■ Given instruction
Look through the listing for the word "Services". Copy each line that has it.

Stored data entries
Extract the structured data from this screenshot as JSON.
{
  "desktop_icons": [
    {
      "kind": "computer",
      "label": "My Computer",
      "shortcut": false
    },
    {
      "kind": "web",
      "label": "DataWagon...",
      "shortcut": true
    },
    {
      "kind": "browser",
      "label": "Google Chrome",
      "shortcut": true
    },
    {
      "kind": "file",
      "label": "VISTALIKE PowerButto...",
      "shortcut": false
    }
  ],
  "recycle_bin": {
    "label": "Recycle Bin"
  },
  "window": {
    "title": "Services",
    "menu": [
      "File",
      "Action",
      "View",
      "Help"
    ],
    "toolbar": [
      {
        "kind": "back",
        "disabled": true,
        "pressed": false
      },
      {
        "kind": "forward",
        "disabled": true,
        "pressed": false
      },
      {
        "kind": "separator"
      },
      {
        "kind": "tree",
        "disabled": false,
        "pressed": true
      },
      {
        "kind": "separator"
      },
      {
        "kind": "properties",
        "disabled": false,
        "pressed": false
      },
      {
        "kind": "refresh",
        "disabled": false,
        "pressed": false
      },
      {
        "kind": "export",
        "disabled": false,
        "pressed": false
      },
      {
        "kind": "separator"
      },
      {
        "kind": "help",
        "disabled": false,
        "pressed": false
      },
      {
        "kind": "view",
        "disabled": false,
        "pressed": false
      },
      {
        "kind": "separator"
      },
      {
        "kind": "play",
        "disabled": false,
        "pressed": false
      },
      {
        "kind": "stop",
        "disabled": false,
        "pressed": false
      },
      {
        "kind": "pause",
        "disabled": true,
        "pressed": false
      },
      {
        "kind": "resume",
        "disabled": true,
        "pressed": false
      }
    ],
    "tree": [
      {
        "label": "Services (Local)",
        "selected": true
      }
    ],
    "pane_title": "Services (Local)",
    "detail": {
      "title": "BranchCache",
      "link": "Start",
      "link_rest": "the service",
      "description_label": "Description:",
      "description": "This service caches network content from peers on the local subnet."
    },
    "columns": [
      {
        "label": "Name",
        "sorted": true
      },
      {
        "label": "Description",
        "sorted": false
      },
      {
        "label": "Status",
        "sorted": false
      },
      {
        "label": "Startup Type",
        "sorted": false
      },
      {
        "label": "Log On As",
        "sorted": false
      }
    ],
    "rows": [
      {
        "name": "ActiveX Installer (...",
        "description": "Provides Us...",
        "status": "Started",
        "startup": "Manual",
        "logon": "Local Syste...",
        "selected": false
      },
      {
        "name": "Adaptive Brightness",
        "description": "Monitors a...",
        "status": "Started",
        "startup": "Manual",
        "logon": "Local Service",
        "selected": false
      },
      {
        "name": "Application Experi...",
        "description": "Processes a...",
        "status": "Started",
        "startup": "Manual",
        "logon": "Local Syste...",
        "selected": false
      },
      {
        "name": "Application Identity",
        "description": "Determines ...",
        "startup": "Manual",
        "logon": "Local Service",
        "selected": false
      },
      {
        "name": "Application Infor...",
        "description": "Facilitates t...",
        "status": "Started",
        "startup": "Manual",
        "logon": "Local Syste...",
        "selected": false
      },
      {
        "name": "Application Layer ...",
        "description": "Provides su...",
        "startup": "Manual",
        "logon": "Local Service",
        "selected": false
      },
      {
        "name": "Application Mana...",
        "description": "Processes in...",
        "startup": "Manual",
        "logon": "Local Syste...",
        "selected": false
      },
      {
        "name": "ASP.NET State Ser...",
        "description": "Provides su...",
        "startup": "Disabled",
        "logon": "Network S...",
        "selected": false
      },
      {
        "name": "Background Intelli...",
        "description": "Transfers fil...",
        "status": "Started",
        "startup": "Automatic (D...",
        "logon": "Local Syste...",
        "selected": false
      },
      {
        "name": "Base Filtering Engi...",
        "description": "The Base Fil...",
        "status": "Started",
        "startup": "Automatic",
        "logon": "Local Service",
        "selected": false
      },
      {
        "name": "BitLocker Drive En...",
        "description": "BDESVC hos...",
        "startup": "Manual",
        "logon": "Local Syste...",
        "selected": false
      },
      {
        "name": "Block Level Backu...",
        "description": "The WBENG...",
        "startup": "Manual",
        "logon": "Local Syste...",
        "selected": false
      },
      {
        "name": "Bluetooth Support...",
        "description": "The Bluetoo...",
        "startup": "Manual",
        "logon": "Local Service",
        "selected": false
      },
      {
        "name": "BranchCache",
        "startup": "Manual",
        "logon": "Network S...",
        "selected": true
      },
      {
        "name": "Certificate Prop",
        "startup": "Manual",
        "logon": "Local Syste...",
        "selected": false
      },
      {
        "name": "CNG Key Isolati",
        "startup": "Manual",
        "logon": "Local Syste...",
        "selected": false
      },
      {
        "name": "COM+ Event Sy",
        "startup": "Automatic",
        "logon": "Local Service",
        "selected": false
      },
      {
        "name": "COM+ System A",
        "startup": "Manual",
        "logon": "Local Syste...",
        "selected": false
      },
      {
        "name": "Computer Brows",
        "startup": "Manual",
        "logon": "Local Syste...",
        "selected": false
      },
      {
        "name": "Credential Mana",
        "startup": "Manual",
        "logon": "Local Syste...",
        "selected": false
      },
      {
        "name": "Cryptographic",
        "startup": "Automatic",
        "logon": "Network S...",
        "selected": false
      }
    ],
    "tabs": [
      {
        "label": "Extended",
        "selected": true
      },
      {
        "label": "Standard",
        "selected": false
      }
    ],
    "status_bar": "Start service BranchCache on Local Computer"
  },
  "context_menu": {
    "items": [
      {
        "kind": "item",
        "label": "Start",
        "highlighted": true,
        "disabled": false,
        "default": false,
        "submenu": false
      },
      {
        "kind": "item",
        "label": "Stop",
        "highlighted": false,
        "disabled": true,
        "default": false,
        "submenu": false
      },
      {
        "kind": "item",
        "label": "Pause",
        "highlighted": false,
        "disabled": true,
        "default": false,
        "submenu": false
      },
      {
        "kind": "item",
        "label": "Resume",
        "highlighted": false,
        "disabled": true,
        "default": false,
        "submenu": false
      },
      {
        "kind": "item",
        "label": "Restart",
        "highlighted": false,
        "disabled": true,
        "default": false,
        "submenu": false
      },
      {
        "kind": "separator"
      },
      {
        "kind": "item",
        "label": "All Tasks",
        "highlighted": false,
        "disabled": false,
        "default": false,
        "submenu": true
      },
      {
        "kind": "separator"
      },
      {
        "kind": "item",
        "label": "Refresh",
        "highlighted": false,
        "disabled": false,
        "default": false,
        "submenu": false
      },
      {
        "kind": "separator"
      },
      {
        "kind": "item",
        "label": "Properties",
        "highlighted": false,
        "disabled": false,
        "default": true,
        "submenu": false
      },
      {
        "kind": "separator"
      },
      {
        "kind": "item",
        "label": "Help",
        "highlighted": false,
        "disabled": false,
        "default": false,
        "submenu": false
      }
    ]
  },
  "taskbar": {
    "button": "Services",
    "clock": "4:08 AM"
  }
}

■ Worked solution
    "title": "Services",
        "label": "Services (Local)",
    "pane_title": "Services (Local)",
    "button": "Services",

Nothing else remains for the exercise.